* [BRIEF]:
Which lines contain the word "Energy"? Return each of them as written.

(Data tied to figure images)
>>

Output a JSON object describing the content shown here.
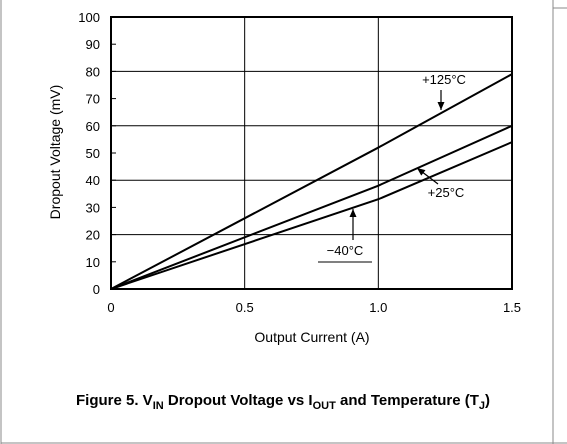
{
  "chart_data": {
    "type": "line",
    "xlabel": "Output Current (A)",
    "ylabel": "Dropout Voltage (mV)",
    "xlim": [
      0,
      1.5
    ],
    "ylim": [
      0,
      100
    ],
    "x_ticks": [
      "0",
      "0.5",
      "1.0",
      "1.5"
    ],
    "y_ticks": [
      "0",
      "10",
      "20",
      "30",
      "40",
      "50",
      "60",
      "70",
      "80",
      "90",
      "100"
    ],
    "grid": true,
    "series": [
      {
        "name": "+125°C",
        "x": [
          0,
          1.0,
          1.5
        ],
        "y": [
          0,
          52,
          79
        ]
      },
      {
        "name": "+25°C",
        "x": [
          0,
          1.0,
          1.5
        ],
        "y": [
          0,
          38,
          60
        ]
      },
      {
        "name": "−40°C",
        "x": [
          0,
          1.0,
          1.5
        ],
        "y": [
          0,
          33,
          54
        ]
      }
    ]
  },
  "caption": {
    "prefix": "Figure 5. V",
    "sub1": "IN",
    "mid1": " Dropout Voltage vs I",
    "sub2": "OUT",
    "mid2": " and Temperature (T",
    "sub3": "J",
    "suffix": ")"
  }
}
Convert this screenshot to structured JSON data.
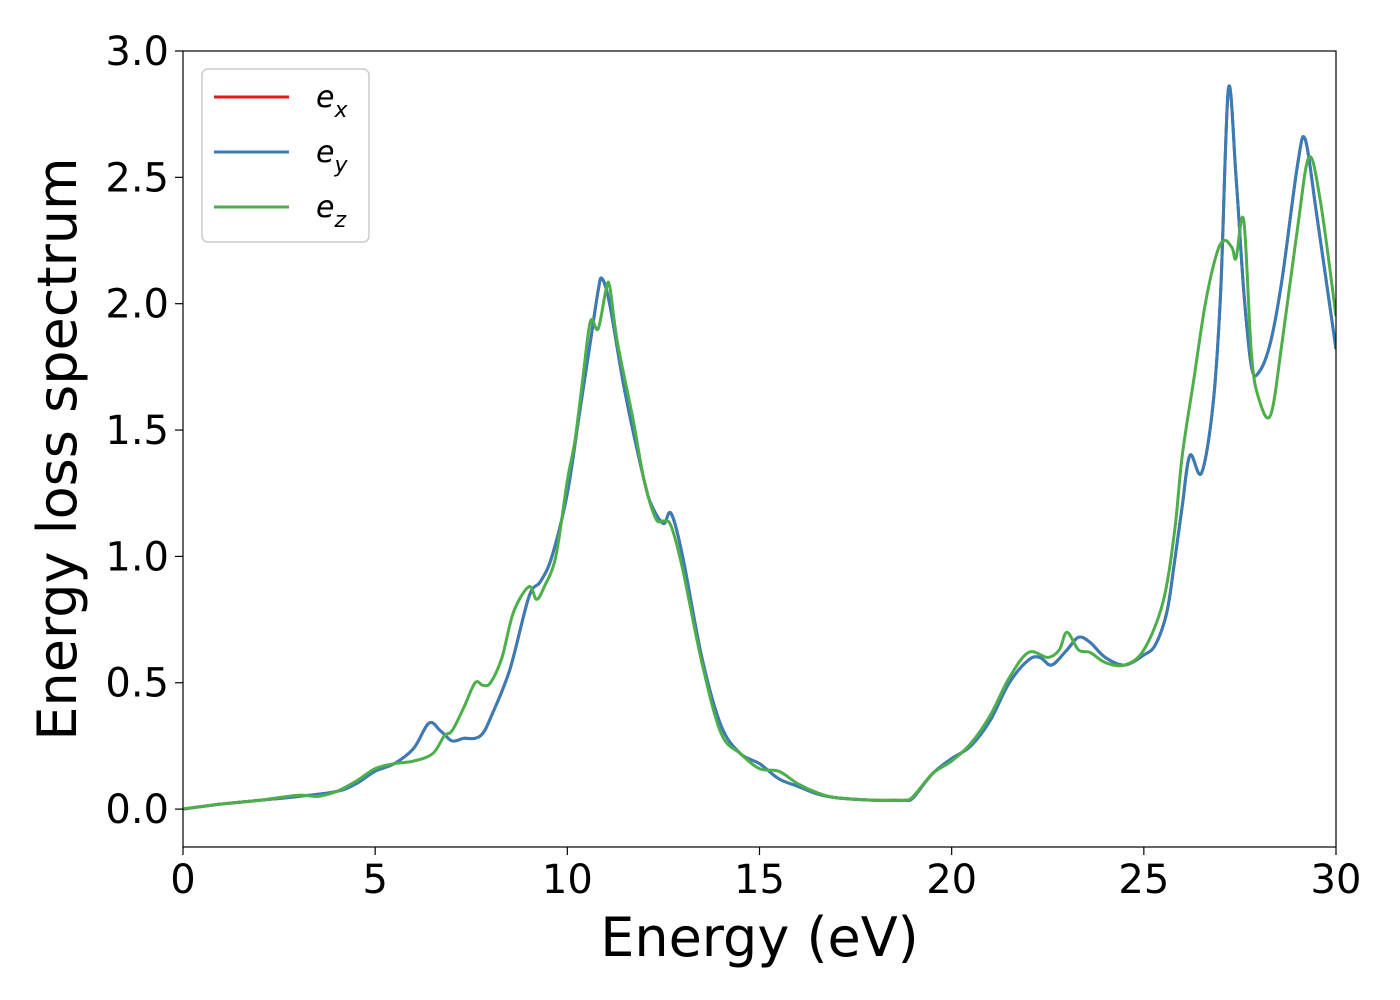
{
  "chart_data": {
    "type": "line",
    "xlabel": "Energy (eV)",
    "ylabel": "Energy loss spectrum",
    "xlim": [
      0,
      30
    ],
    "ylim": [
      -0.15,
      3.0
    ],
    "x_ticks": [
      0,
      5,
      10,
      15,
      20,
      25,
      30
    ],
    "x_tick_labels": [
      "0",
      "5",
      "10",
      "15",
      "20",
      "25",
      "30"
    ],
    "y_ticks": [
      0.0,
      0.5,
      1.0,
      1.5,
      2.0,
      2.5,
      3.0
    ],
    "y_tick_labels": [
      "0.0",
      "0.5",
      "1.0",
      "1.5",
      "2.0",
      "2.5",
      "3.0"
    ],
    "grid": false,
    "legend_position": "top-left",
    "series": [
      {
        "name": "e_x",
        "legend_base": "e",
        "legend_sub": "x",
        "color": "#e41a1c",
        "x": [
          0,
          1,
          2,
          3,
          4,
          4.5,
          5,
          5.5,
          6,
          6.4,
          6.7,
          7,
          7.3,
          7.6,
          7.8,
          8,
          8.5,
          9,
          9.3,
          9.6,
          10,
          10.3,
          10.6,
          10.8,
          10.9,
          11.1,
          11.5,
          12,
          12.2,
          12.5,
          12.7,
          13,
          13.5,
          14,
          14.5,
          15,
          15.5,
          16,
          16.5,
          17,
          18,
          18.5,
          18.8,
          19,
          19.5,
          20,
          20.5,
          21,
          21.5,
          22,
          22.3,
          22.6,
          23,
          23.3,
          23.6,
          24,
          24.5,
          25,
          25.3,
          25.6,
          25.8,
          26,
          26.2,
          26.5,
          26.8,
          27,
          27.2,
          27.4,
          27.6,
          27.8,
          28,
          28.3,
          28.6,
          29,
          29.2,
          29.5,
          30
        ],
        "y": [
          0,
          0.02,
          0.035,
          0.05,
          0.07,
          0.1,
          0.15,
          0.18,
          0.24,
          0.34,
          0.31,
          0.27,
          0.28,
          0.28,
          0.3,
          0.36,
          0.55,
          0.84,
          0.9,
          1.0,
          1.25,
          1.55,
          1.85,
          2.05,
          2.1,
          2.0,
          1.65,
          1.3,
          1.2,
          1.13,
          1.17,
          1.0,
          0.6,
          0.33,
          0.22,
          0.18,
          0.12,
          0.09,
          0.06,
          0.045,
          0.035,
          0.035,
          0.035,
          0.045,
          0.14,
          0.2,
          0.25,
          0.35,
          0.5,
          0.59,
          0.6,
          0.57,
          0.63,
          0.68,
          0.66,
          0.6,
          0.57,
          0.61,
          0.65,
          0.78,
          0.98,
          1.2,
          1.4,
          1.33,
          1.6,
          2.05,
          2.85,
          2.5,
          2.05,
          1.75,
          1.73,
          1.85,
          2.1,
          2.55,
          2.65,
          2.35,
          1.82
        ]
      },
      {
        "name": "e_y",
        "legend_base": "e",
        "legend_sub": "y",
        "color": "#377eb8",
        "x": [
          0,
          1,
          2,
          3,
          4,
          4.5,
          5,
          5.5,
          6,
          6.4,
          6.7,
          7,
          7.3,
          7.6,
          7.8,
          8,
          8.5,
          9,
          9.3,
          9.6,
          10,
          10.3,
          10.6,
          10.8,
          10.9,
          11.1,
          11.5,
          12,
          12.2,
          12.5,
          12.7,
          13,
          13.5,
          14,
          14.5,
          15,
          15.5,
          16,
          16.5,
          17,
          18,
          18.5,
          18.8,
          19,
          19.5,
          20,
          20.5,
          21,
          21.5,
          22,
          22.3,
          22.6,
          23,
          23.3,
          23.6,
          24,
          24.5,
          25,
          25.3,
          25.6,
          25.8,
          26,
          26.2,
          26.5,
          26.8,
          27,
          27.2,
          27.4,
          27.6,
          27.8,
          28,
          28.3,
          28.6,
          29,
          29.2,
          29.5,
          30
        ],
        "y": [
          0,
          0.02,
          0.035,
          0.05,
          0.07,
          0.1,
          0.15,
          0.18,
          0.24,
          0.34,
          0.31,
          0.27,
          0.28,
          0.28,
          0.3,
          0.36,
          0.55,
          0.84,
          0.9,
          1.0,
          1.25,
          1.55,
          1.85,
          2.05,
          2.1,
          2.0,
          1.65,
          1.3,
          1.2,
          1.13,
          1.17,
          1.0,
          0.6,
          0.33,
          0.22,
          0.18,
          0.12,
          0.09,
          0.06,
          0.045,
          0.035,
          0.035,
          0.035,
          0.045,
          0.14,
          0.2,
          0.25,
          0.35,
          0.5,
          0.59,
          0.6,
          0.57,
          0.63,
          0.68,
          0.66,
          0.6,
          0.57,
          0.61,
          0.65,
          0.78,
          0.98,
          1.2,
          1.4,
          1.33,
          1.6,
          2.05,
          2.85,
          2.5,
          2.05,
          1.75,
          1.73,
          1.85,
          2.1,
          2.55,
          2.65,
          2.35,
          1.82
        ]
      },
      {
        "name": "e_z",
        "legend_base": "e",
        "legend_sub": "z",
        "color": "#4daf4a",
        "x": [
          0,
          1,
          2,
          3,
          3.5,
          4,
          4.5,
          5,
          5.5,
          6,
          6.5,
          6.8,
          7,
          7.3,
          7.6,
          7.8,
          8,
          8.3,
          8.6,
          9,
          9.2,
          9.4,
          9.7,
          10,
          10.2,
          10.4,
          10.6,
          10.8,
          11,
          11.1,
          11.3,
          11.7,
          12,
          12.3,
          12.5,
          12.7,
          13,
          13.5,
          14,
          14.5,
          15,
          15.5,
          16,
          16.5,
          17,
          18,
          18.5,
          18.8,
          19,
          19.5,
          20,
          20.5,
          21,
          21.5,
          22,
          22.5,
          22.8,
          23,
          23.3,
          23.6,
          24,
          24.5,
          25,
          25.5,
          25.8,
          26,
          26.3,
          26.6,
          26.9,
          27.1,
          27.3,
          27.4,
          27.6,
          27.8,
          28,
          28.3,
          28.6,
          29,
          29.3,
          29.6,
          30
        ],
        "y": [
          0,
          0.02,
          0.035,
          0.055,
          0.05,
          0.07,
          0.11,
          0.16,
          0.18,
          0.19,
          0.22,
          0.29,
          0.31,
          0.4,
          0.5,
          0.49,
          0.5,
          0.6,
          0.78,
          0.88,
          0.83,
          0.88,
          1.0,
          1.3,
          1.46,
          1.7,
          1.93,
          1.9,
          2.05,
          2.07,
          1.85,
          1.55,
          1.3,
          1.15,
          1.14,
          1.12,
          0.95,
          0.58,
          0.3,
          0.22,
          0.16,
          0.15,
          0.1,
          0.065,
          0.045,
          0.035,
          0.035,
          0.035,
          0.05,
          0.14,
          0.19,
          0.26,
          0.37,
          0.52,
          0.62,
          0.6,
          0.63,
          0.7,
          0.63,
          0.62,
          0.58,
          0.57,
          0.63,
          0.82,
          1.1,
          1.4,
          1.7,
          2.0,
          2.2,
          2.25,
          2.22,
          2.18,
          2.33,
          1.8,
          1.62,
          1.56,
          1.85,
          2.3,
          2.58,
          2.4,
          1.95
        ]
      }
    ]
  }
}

<<

* [SOLUTION]:
    "xlabel": "Energy (eV)",
    "ylabel": "Energy loss spectrum",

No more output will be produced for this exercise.